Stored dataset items
** Start **

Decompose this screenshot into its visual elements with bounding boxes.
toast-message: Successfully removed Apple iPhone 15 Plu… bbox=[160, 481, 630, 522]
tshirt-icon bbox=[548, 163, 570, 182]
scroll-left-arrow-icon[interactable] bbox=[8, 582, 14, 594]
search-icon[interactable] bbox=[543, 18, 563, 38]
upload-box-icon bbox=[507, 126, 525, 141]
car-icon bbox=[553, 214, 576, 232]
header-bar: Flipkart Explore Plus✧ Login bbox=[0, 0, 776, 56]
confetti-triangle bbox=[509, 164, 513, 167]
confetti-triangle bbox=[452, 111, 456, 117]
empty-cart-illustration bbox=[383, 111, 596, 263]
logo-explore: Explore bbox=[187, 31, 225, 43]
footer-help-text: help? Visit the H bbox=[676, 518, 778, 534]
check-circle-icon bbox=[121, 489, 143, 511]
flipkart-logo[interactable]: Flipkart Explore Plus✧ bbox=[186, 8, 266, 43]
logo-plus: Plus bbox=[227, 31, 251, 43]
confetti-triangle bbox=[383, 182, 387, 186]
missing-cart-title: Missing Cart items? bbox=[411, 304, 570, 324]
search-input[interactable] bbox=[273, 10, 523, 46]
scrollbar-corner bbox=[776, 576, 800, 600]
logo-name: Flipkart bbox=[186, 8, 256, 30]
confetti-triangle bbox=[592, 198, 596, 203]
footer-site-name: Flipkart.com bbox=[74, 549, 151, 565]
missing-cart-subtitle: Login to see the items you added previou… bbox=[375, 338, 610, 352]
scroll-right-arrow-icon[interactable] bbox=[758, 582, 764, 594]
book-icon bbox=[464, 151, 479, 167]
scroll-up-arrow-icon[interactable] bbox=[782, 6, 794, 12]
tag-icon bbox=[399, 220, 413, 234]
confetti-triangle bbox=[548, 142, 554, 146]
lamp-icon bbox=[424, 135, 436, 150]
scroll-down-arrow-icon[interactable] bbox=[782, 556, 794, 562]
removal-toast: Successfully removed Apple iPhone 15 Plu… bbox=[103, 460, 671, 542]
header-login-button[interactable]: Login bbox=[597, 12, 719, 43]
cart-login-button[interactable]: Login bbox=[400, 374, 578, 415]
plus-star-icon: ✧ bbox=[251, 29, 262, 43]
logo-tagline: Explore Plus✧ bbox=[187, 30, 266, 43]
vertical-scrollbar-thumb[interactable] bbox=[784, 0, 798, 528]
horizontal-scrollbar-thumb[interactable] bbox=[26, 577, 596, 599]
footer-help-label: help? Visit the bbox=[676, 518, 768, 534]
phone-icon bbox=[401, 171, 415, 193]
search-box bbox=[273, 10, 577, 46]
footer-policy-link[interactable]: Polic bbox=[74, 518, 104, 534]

** End **

● **WHAT THE EXERCISE ASKS**:
Copy out everything from the very start of the rows down to the line containing "flipkart-logo[interactable]: Flipkart Explore", including that line, and keep each line unchanged.

● **COMPLETED TASK**:
Decompose this screenshot into its visual elements with bounding boxes.
toast-message: Successfully removed Apple iPhone 15 Plu… bbox=[160, 481, 630, 522]
tshirt-icon bbox=[548, 163, 570, 182]
scroll-left-arrow-icon[interactable] bbox=[8, 582, 14, 594]
search-icon[interactable] bbox=[543, 18, 563, 38]
upload-box-icon bbox=[507, 126, 525, 141]
car-icon bbox=[553, 214, 576, 232]
header-bar: Flipkart Explore Plus✧ Login bbox=[0, 0, 776, 56]
confetti-triangle bbox=[509, 164, 513, 167]
confetti-triangle bbox=[452, 111, 456, 117]
empty-cart-illustration bbox=[383, 111, 596, 263]
logo-explore: Explore bbox=[187, 31, 225, 43]
footer-help-text: help? Visit the H bbox=[676, 518, 778, 534]
check-circle-icon bbox=[121, 489, 143, 511]
flipkart-logo[interactable]: Flipkart Explore Plus✧ bbox=[186, 8, 266, 43]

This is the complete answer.